__What is required__. Below are records to be output exactly, every one of them.

===== Source material =====

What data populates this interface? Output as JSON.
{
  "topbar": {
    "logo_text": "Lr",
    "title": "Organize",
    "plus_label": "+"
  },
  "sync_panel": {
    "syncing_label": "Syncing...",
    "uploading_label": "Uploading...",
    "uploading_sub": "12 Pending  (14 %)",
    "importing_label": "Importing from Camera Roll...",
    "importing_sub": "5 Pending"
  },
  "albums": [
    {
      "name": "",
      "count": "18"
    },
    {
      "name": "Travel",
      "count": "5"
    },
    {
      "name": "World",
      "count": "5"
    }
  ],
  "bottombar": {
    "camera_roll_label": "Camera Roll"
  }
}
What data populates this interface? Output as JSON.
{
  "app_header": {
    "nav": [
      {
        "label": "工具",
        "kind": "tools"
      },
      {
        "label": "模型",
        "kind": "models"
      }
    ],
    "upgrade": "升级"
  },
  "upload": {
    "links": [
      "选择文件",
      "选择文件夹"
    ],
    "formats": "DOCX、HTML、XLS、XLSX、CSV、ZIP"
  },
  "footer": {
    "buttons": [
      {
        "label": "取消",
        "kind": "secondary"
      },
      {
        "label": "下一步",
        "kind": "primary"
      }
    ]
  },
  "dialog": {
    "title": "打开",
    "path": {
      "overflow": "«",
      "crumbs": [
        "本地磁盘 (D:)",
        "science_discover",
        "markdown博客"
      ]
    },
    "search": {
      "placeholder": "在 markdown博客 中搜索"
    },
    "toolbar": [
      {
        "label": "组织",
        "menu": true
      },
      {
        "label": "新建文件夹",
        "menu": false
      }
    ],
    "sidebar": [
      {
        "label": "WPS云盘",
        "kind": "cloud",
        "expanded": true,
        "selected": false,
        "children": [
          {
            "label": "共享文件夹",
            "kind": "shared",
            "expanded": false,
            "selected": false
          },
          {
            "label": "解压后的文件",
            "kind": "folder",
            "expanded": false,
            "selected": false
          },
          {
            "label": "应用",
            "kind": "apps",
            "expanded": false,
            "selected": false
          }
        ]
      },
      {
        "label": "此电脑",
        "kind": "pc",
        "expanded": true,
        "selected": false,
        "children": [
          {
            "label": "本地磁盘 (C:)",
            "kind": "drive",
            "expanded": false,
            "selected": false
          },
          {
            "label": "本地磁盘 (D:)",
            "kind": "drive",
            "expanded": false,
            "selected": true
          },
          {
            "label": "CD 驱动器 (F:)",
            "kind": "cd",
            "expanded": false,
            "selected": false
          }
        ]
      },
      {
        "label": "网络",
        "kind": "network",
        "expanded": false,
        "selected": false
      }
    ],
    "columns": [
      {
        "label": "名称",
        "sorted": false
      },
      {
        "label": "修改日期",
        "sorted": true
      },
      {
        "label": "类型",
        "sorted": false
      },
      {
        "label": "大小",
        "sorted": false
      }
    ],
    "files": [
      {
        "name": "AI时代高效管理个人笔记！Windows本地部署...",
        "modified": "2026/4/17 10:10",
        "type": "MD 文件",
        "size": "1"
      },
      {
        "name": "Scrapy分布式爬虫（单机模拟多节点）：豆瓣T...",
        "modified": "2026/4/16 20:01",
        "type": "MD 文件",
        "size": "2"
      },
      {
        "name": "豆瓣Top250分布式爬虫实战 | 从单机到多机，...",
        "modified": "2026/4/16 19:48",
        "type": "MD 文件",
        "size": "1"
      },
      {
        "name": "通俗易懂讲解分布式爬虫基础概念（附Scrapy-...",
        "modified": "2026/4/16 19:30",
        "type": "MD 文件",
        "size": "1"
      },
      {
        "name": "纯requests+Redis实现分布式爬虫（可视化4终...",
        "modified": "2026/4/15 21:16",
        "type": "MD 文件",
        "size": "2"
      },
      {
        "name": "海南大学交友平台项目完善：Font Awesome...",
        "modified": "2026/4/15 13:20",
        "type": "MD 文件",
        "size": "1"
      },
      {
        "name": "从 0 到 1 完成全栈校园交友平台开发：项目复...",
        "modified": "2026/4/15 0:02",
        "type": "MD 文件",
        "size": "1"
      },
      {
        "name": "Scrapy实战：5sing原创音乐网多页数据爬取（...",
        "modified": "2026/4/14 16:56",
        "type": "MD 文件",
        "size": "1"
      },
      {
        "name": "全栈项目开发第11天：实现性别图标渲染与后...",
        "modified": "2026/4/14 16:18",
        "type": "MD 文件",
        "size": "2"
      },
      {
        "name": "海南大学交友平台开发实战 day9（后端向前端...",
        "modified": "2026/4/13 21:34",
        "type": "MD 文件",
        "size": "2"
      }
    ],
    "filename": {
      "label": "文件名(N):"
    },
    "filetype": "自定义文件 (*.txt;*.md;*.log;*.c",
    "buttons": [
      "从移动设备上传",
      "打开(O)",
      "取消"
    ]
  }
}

=====

__Expected answer__.
What data populates this interface? Output as JSON.
{
  "topbar": {
    "logo_text": "Lr",
    "title": "Organize",
    "plus_label": "+"
  },
  "sync_panel": {
    "syncing_label": "Syncing...",
    "uploading_label": "Uploading...",
    "uploading_sub": "12 Pending  (14 %)",
    "importing_label": "Importing from Camera Roll...",
    "importing_sub": "5 Pending"
  },
  "albums": [
    {
      "name": "",
      "count": "18"
    },
    {
      "name": "Travel",
      "count": "5"
    },
    {
      "name": "World",
      "count": "5"
    }
  ],
  "bottombar": {
    "camera_roll_label": "Camera Roll"
  }
}
What data populates this interface? Output as JSON.
{
  "app_header": {
    "nav": [
      {
        "label": "工具",
        "kind": "tools"
      },
      {
        "label": "模型",
        "kind": "models"
      }
    ],
    "upgrade": "升级"
  },
  "upload": {
    "links": [
      "选择文件",
      "选择文件夹"
    ],
    "formats": "DOCX、HTML、XLS、XLSX、CSV、ZIP"
  },
  "footer": {
    "buttons": [
      {
        "label": "取消",
        "kind": "secondary"
      },
      {
        "label": "下一步",
        "kind": "primary"
      }
    ]
  },
  "dialog": {
    "title": "打开",
    "path": {
      "overflow": "«",
      "crumbs": [
        "本地磁盘 (D:)",
        "science_discover",
        "markdown博客"
      ]
    },
    "search": {
      "placeholder": "在 markdown博客 中搜索"
    },
    "toolbar": [
      {
        "label": "组织",
        "menu": true
      },
      {
        "label": "新建文件夹",
        "menu": false
      }
    ],
    "sidebar": [
      {
        "label": "WPS云盘",
        "kind": "cloud",
        "expanded": true,
        "selected": false,
        "children": [
          {
            "label": "共享文件夹",
            "kind": "shared",
            "expanded": false,
            "selected": false
          },
          {
            "label": "解压后的文件",
            "kind": "folder",
            "expanded": false,
            "selected": false
          },
          {
            "label": "应用",
            "kind": "apps",
            "expanded": false,
            "selected": false
          }
        ]
      },
      {
        "label": "此电脑",
        "kind": "pc",
        "expanded": true,
        "selected": false,
        "children": [
          {
            "label": "本地磁盘 (C:)",
            "kind": "drive",
            "expanded": false,
            "selected": false
          },
          {
            "label": "本地磁盘 (D:)",
            "kind": "drive",
            "expanded": false,
            "selected": true
          },
          {
            "label": "CD 驱动器 (F:)",
            "kind": "cd",
            "expanded": false,
            "selected": false
          }
        ]
      },
      {
        "label": "网络",
        "kind": "network",
        "expanded": false,
        "selected": false
      }
    ],
    "columns": [
      {
        "label": "名称",
        "sorted": false
      },
      {
        "label": "修改日期",
        "sorted": true
      },
      {
        "label": "类型",
        "sorted": false
      },
      {
        "label": "大小",
        "sorted": false
      }
    ],
    "files": [
      {
        "name": "AI时代高效管理个人笔记！Windows本地部署...",
        "modified": "2026/4/17 10:10",
        "type": "MD 文件",
        "size": "1"
      },
      {
        "name": "Scrapy分布式爬虫（单机模拟多节点）：豆瓣T...",
        "modified": "2026/4/16 20:01",
        "type": "MD 文件",
        "size": "2"
      },
      {
        "name": "豆瓣Top250分布式爬虫实战 | 从单机到多机，...",
        "modified": "2026/4/16 19:48",
        "type": "MD 文件",
        "size": "1"
      },
      {
        "name": "通俗易懂讲解分布式爬虫基础概念（附Scrapy-...",
        "modified": "2026/4/16 19:30",
        "type": "MD 文件",
        "size": "1"
      },
      {
        "name": "纯requests+Redis实现分布式爬虫（可视化4终...",
        "modified": "2026/4/15 21:16",
        "type": "MD 文件",
        "size": "2"
      },
      {
        "name": "海南大学交友平台项目完善：Font Awesome...",
        "modified": "2026/4/15 13:20",
        "type": "MD 文件",
        "size": "1"
      },
      {
        "name": "从 0 到 1 完成全栈校园交友平台开发：项目复...",
        "modified": "2026/4/15 0:02",
        "type": "MD 文件",
        "size": "1"
      },
      {
        "name": "Scrapy实战：5sing原创音乐网多页数据爬取（...",
        "modified": "2026/4/14 16:56",
        "type": "MD 文件",
        "size": "1"
      },
      {
        "name": "全栈项目开发第11天：实现性别图标渲染与后...",
        "modified": "2026/4/14 16:18",
        "type": "MD 文件",
        "size": "2"
      },
      {
        "name": "海南大学交友平台开发实战 day9（后端向前端...",
        "modified": "2026/4/13 21:34",
        "type": "MD 文件",
        "size": "2"
      }
    ],
    "filename": {
      "label": "文件名(N):"
    },
    "filetype": "自定义文件 (*.txt;*.md;*.log;*.c",
    "buttons": [
      "从移动设备上传",
      "打开(O)",
      "取消"
    ]
  }
}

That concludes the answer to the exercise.